■ **Directions**: Look through the listing below, find every line with the string "support", and copy it.

Content starts

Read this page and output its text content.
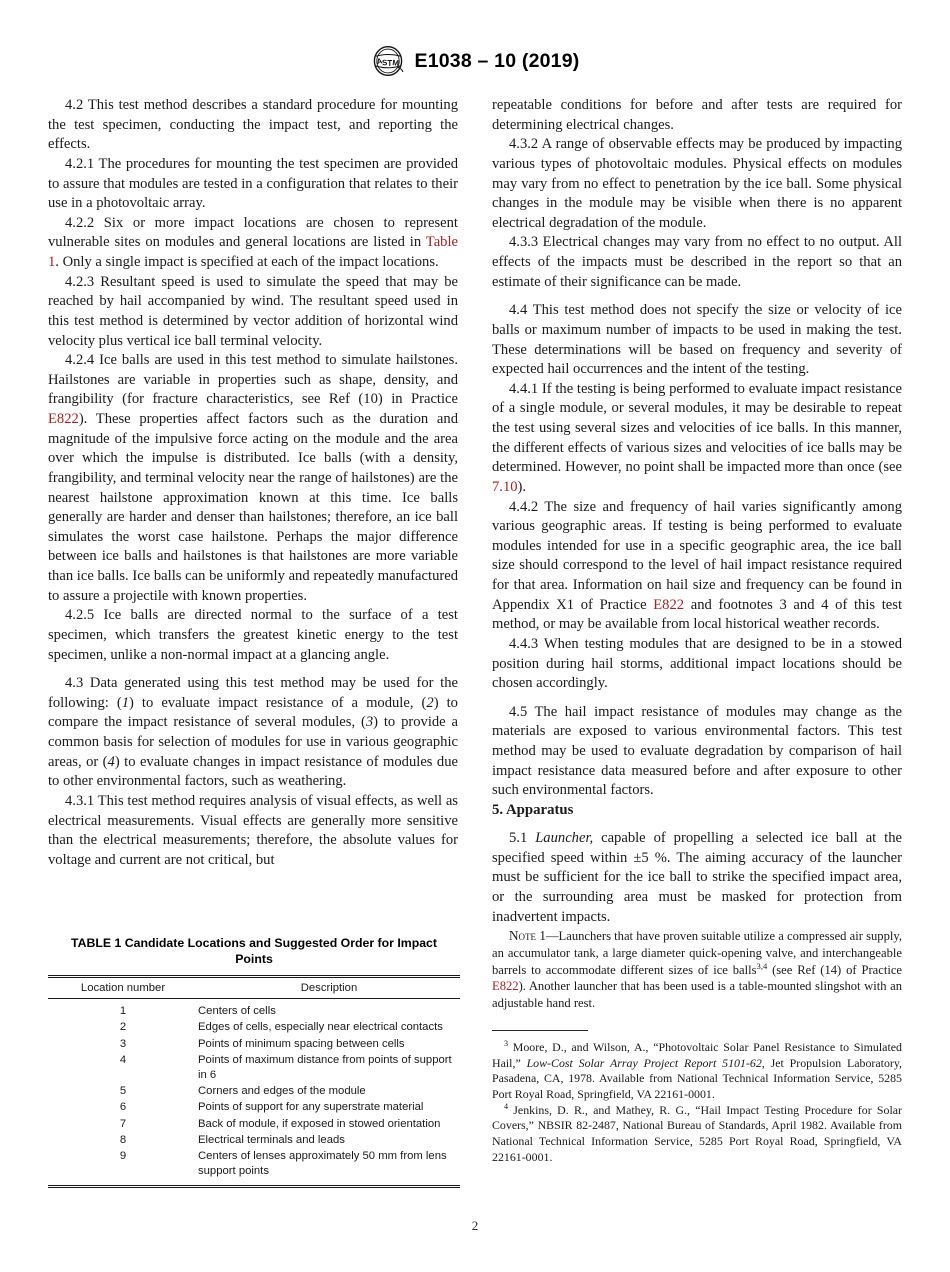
A
S T M E1038 – 10 (2019)

4.2 This test method describes a standard procedure for mounting the test specimen, conducting the impact test, and reporting the effects.

4.2.1 The procedures for mounting the test specimen are provided to assure that modules are tested in a configuration that relates to their use in a photovoltaic array.

4.2.2 Six or more impact locations are chosen to represent vulnerable sites on modules and general locations are listed in Table 1. Only a single impact is specified at each of the impact locations.

4.2.3 Resultant speed is used to simulate the speed that may be reached by hail accompanied by wind. The resultant speed used in this test method is determined by vector addition of horizontal wind velocity plus vertical ice ball terminal velocity.

4.2.4 Ice balls are used in this test method to simulate hailstones. Hailstones are variable in properties such as shape, density, and frangibility (for fracture characteristics, see Ref (10) in Practice E822). These properties affect factors such as the duration and magnitude of the impulsive force acting on the module and the area over which the impulse is distributed. Ice balls (with a density, frangibility, and terminal velocity near the range of hailstones) are the nearest hailstone approximation known at this time. Ice balls generally are harder and denser than hailstones; therefore, an ice ball simulates the worst case hailstone. Perhaps the major difference between ice balls and hailstones is that hailstones are more variable than ice balls. Ice balls can be uniformly and repeatedly manufactured to assure a projectile with known properties.

4.2.5 Ice balls are directed normal to the surface of a test specimen, which transfers the greatest kinetic energy to the test specimen, unlike a non-normal impact at a glancing angle.

4.3 Data generated using this test method may be used for the following: (1) to evaluate impact resistance of a module, (2) to compare the impact resistance of several modules, (3) to provide a common basis for selection of modules for use in various geographic areas, or (4) to evaluate changes in impact resistance of modules due to other environmental factors, such as weathering.

4.3.1 This test method requires analysis of visual effects, as well as electrical measurements. Visual effects are generally more sensitive than the electrical measurements; therefore, the absolute values for voltage and current are not critical, but

repeatable conditions for before and after tests are required for determining electrical changes.

4.3.2 A range of observable effects may be produced by impacting various types of photovoltaic modules. Physical effects on modules may vary from no effect to penetration by the ice ball. Some physical changes in the module may be visible when there is no apparent electrical degradation of the module.

4.3.3 Electrical changes may vary from no effect to no output. All effects of the impacts must be described in the report so that an estimate of their significance can be made.

4.4 This test method does not specify the size or velocity of ice balls or maximum number of impacts to be used in making the test. These determinations will be based on frequency and severity of expected hail occurrences and the intent of the testing.

4.4.1 If the testing is being performed to evaluate impact resistance of a single module, or several modules, it may be desirable to repeat the test using several sizes and velocities of ice balls. In this manner, the different effects of various sizes and velocities of ice balls may be determined. However, no point shall be impacted more than once (see 7.10).

4.4.2 The size and frequency of hail varies significantly among various geographic areas. If testing is being performed to evaluate modules intended for use in a specific geographic area, the ice ball size should correspond to the level of hail impact resistance required for that area. Information on hail size and frequency can be found in Appendix X1 of Practice E822 and footnotes 3 and 4 of this test method, or may be available from local historical weather records.

4.4.3 When testing modules that are designed to be in a stowed position during hail storms, additional impact locations should be chosen accordingly.

4.5 The hail impact resistance of modules may change as the materials are exposed to various environmental factors. This test method may be used to evaluate degradation by comparison of hail impact resistance data measured before and after exposure to other such environmental factors.

5. Apparatus

5.1 Launcher, capable of propelling a selected ice ball at the specified speed within ±5 %. The aiming accuracy of the launcher must be sufficient for the ice ball to strike the specified impact area, or the surrounding area must be masked for protection from inadvertent impacts.

Note 1—Launchers that have proven suitable utilize a compressed air supply, an accumulator tank, a large diameter quick-opening valve, and interchangeable barrels to accommodate different sizes of ice balls$^{3,4}$ (see Ref (14) of Practice E822). Another launcher that has been used is a table-mounted slingshot with an adjustable hand rest.

$^3$ Moore, D., and Wilson, A., “Photovoltaic Solar Panel Resistance to Simulated Hail,” Low-Cost Solar Array Project Report 5101-62, Jet Propulsion Laboratory, Pasadena, CA, 1978. Available from National Technical Information Service, 5285 Port Royal Road, Springfield, VA 22161-0001.

$^4$ Jenkins, D. R., and Mathey, R. G., “Hail Impact Testing Procedure for Solar Covers,” NBSIR 82-2487, National Bureau of Standards, April 1982. Available from National Technical Information Service, 5285 Port Royal Road, Springfield, VA 22161-0001.

TABLE 1 Candidate Locations and Suggested Order for Impact Points
Location number	Description
1	Centers of cells
2	Edges of cells, especially near electrical contacts
3	Points of minimum spacing between cells
4	Points of maximum distance from points of support in 6
5	Corners and edges of the module
6	Points of support for any superstrate material
7	Back of module, if exposed in stowed orientation
8	Electrical terminals and leads
9	Centers of lenses approximately 50 mm from lens support points
2
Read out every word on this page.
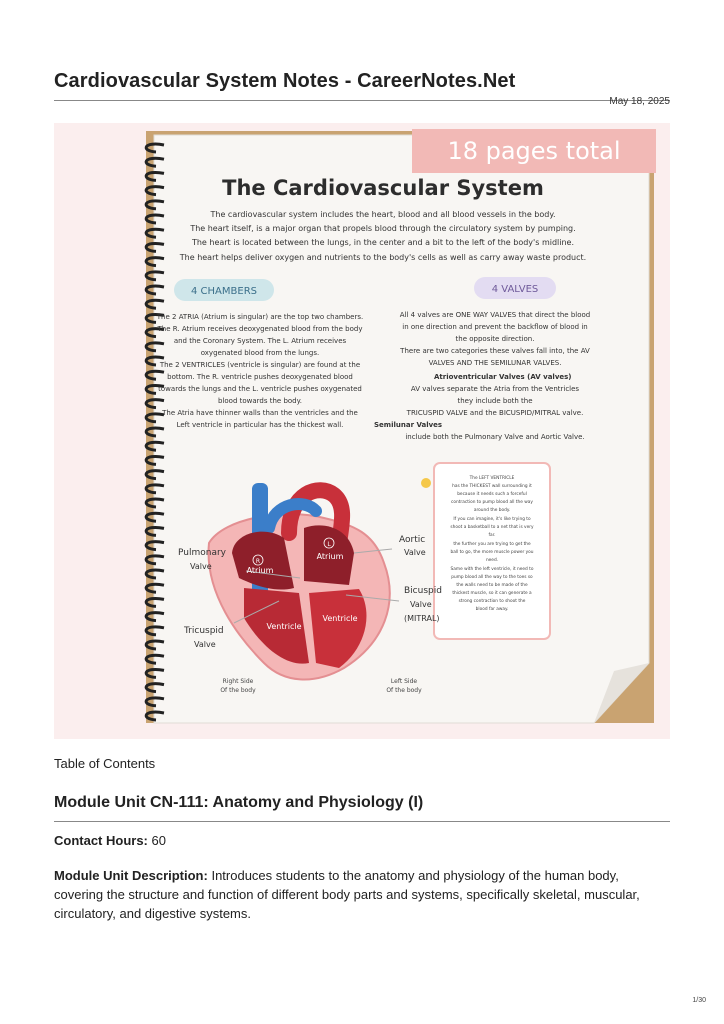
Cardiovascular System Notes - CareerNotes.Net
May 18, 2025
18 pages total
The Cardiovascular System
The cardiovascular system includes the heart, blood and all blood vessels in the body.
The heart itself, is a major organ that propels blood through the circulatory system by pumping.
The heart is located between the lungs, in the center and a bit to the left of the body's midline.
The heart helps deliver oxygen and nutrients to the body's cells as well as carry away waste product.
4 CHAMBERS	4 VALVES
The 2 ATRIA (Atrium is singular) are the top two chambers.
The R. Atrium receives deoxygenated blood from the body
and the Coronary System. The L. Atrium receives
oxygenated blood from the lungs.
The 2 VENTRICLES (ventricle is singular) are found at the
bottom. The R. ventricle pushes deoxygenated blood
towards the lungs and the L. ventricle pushes oxygenated
blood towards the body.
The Atria have thinner walls than the ventricles and the
Left ventricle in particular has the thickest wall.
All 4 valves are ONE WAY VALVES that direct the blood
in one direction and prevent the backflow of blood in
the opposite direction.
There are two categories these valves fall into, the AV
VALVES AND THE SEMILUNAR VALVES.
Atrioventricular Valves (AV valves)
AV valves separate the Atria from the Ventricles
they include both the
TRICUSPID VALVE and the BICUSPID/MITRAL valve.
Semilunar Valves
include both the Pulmonary Valve and Aortic Valve.
The LEFT VENTRICLE
has the THICKEST wall surrounding it
because it needs such a forceful
contraction to pump blood all the way
around the body.
If you can imagine, it's like trying to
shoot a basketball to a net that is very
far.
the further you are trying to get the
ball to go, the more muscle power you
need.
Same with the left ventricle, it need to
pump blood all the way to the toes so
the walls need to be made of the
thickest muscle, so it can generate a
strong contraction to shoot the
blood far away.
R
Atrium
L
Atrium
Ventricle
Ventricle
Pulmonary
Valve
Tricuspid
Valve
Aortic
Valve
Bicuspid
Valve
(MITRAL)
Right Side
Of the body
Left Side
Of the body
Table of Contents
Module Unit CN-111: Anatomy and Physiology (I)
Contact Hours: 60
Module Unit Description: Introduces students to the anatomy and physiology of the human body, covering the structure and function of different body parts and systems, specifically skeletal, muscular, circulatory, and digestive systems.
1/30
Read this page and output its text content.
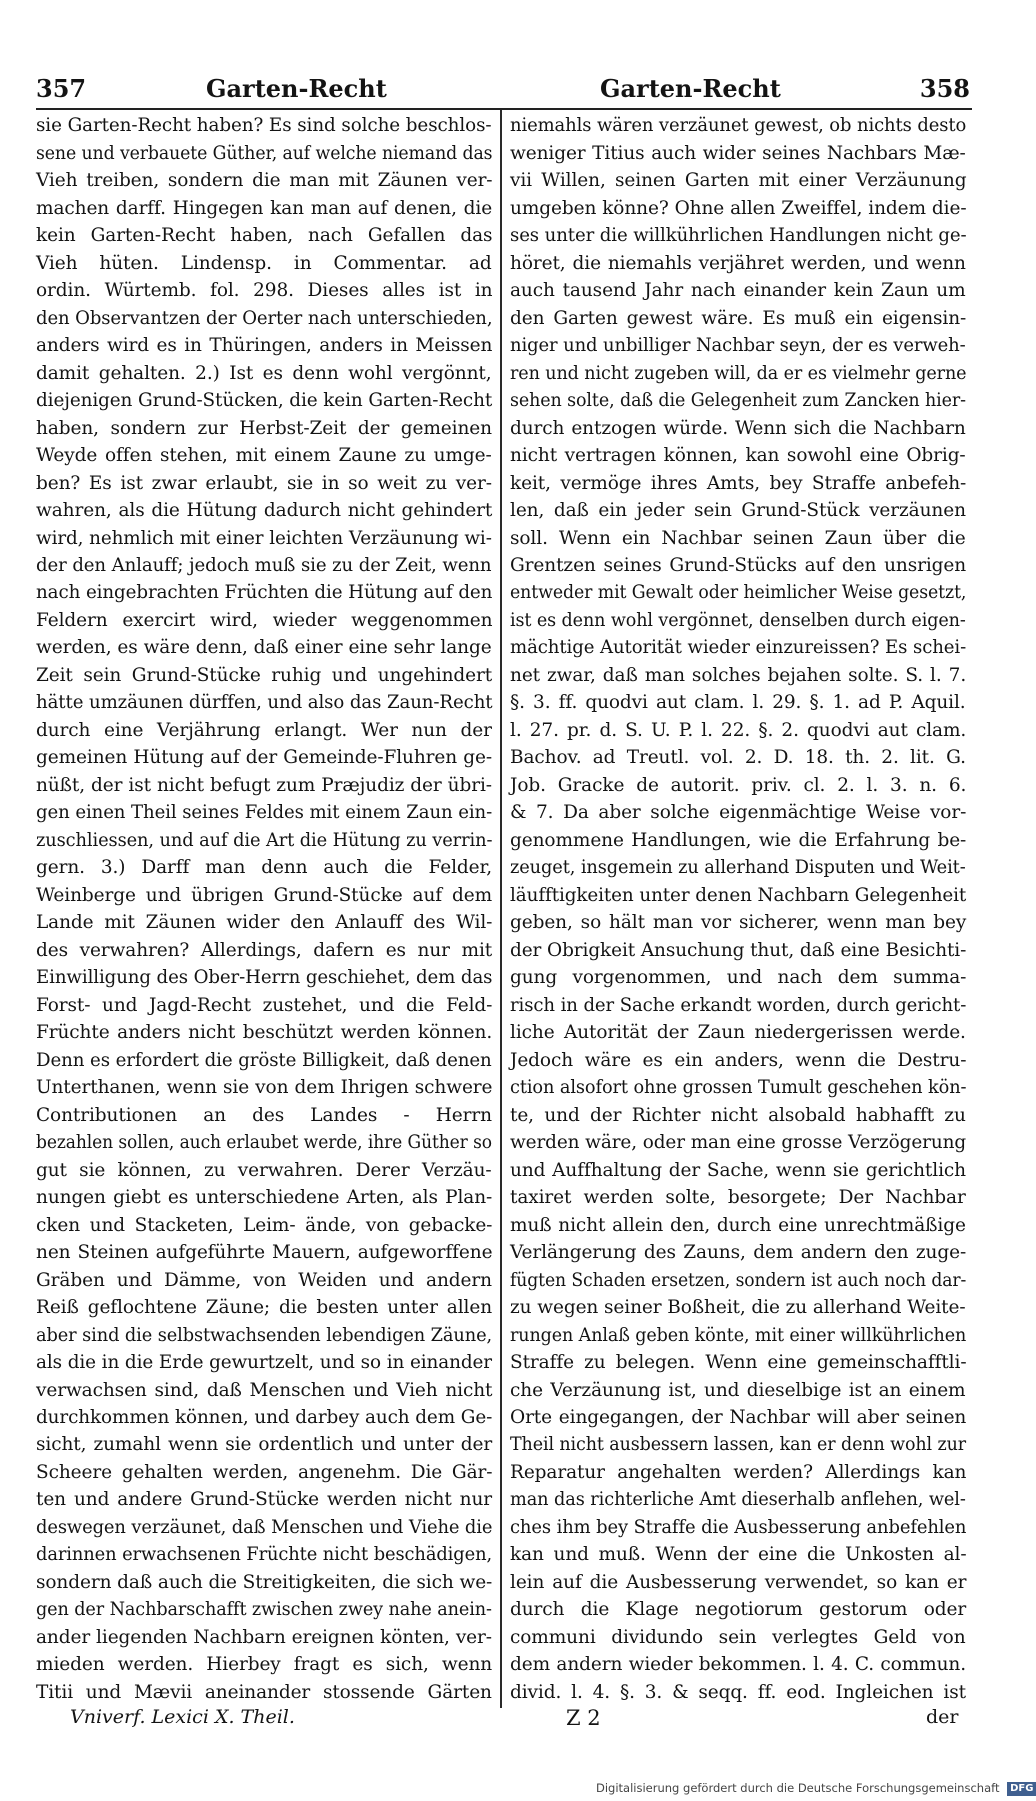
357	Garten-Recht	Garten-Recht	358
sie Garten-Recht haben? Es sind solche beschlos-
sene und verbauete Güther, auf welche niemand das
Vieh treiben, sondern die man mit Zäunen ver-
machen darff. Hingegen kan man auf denen, die
kein Garten-Recht haben, nach Gefallen das
Vieh hüten. Lindensp. in Commentar. ad
ordin. Würtemb. fol. 298. Dieses alles ist in
den Observantzen der Oerter nach unterschieden,
anders wird es in Thüringen, anders in Meissen
damit gehalten. 2.) Ist es denn wohl vergönnt,
diejenigen Grund-Stücken, die kein Garten-Recht
haben, sondern zur Herbst-Zeit der gemeinen
Weyde offen stehen, mit einem Zaune zu umge-
ben? Es ist zwar erlaubt, sie in so weit zu ver-
wahren, als die Hütung dadurch nicht gehindert
wird, nehmlich mit einer leichten Verzäunung wi-
der den Anlauff; jedoch muß sie zu der Zeit, wenn
nach eingebrachten Früchten die Hütung auf den
Feldern exercirt wird, wieder weggenommen
werden, es wäre denn, daß einer eine sehr lange
Zeit sein Grund-Stücke ruhig und ungehindert
hätte umzäunen dürffen, und also das Zaun-Recht
durch eine Verjährung erlangt. Wer nun der
gemeinen Hütung auf der Gemeinde-Fluhren ge-
nüßt, der ist nicht befugt zum Præjudiz der übri-
gen einen Theil seines Feldes mit einem Zaun ein-
zuschliessen, und auf die Art die Hütung zu verrin-
gern. 3.) Darff man denn auch die Felder,
Weinberge und übrigen Grund-Stücke auf dem
Lande mit Zäunen wider den Anlauff des Wil-
des verwahren? Allerdings, dafern es nur mit
Einwilligung des Ober-Herrn geschiehet, dem das
Forst- und Jagd-Recht zustehet, und die Feld-
Früchte anders nicht beschützt werden können.
Denn es erfordert die gröste Billigkeit, daß denen
Unterthanen, wenn sie von dem Ihrigen schwere
Contributionen an des Landes - Herrn
bezahlen sollen, auch erlaubet werde, ihre Güther so
gut sie können, zu verwahren. Derer Verzäu-
nungen giebt es unterschiedene Arten, als Plan-
cken und Stacketen, Leim- ände, von gebacke-
nen Steinen aufgeführte Mauern, aufgeworffene
Gräben und Dämme, von Weiden und andern
Reiß geflochtene Zäune; die besten unter allen
aber sind die selbstwachsenden lebendigen Zäune,
als die in die Erde gewurtzelt, und so in einander
verwachsen sind, daß Menschen und Vieh nicht
durchkommen können, und darbey auch dem Ge-
sicht, zumahl wenn sie ordentlich und unter der
Scheere gehalten werden, angenehm. Die Gär-
ten und andere Grund-Stücke werden nicht nur
deswegen verzäunet, daß Menschen und Viehe die
darinnen erwachsenen Früchte nicht beschädigen,
sondern daß auch die Streitigkeiten, die sich we-
gen der Nachbarschafft zwischen zwey nahe anein-
ander liegenden Nachbarn ereignen könten, ver-
mieden werden. Hierbey fragt es sich, wenn
Titii und Mævii aneinander stossende Gärten
niemahls wären verzäunet gewest, ob nichts desto
weniger Titius auch wider seines Nachbars Mæ-
vii Willen, seinen Garten mit einer Verzäunung
umgeben könne? Ohne allen Zweiffel, indem die-
ses unter die willkührlichen Handlungen nicht ge-
höret, die niemahls verjähret werden, und wenn
auch tausend Jahr nach einander kein Zaun um
den Garten gewest wäre. Es muß ein eigensin-
niger und unbilliger Nachbar seyn, der es verweh-
ren und nicht zugeben will, da er es vielmehr gerne
sehen solte, daß die Gelegenheit zum Zancken hier-
durch entzogen würde. Wenn sich die Nachbarn
nicht vertragen können, kan sowohl eine Obrig-
keit, vermöge ihres Amts, bey Straffe anbefeh-
len, daß ein jeder sein Grund-Stück verzäunen
soll. Wenn ein Nachbar seinen Zaun über die
Grentzen seines Grund-Stücks auf den unsrigen
entweder mit Gewalt oder heimlicher Weise gesetzt,
ist es denn wohl vergönnet, denselben durch eigen-
mächtige Autorität wieder einzureissen? Es schei-
net zwar, daß man solches bejahen solte. S. l. 7.
§. 3. ff. quodvi aut clam. l. 29. §. 1. ad P. Aquil.
l. 27. pr. d. S. U. P. l. 22. §. 2. quodvi aut clam.
Bachov. ad Treutl. vol. 2. D. 18. th. 2. lit. G.
Job. Gracke de autorit. priv. cl. 2. l. 3. n. 6.
& 7. Da aber solche eigenmächtige Weise vor-
genommene Handlungen, wie die Erfahrung be-
zeuget, insgemein zu allerhand Disputen und Weit-
läufftigkeiten unter denen Nachbarn Gelegenheit
geben, so hält man vor sicherer, wenn man bey
der Obrigkeit Ansuchung thut, daß eine Besichti-
gung vorgenommen, und nach dem summa-
risch in der Sache erkandt worden, durch gericht-
liche Autorität der Zaun niedergerissen werde.
Jedoch wäre es ein anders, wenn die Destru-
ction alsofort ohne grossen Tumult geschehen kön-
te, und der Richter nicht alsobald habhafft zu
werden wäre, oder man eine grosse Verzögerung
und Auffhaltung der Sache, wenn sie gerichtlich
taxiret werden solte, besorgete; Der Nachbar
muß nicht allein den, durch eine unrechtmäßige
Verlängerung des Zauns, dem andern den zuge-
fügten Schaden ersetzen, sondern ist auch noch dar-
zu wegen seiner Boßheit, die zu allerhand Weite-
rungen Anlaß geben könte, mit einer willkührlichen
Straffe zu belegen. Wenn eine gemeinschafftli-
che Verzäunung ist, und dieselbige ist an einem
Orte eingegangen, der Nachbar will aber seinen
Theil nicht ausbessern lassen, kan er denn wohl zur
Reparatur angehalten werden? Allerdings kan
man das richterliche Amt dieserhalb anflehen, wel-
ches ihm bey Straffe die Ausbesserung anbefehlen
kan und muß. Wenn der eine die Unkosten al-
lein auf die Ausbesserung verwendet, so kan er
durch die Klage negotiorum gestorum oder
communi dividundo sein verlegtes Geld von
dem andern wieder bekommen. l. 4. C. commun.
divid. l. 4. §. 3. & seqq. ff. eod. Ingleichen ist
Vniverf. Lexici X. Theil.	Z 2	der
Digitalisierung gefördert durch die Deutsche Forschungsgemeinschaft DFG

Content ends

■ **Answer box**:
4	Points of maximum distance from points of support in 6
6	Points of support for any superstrate material
9	Centers of lenses approximately 50 mm from lens support points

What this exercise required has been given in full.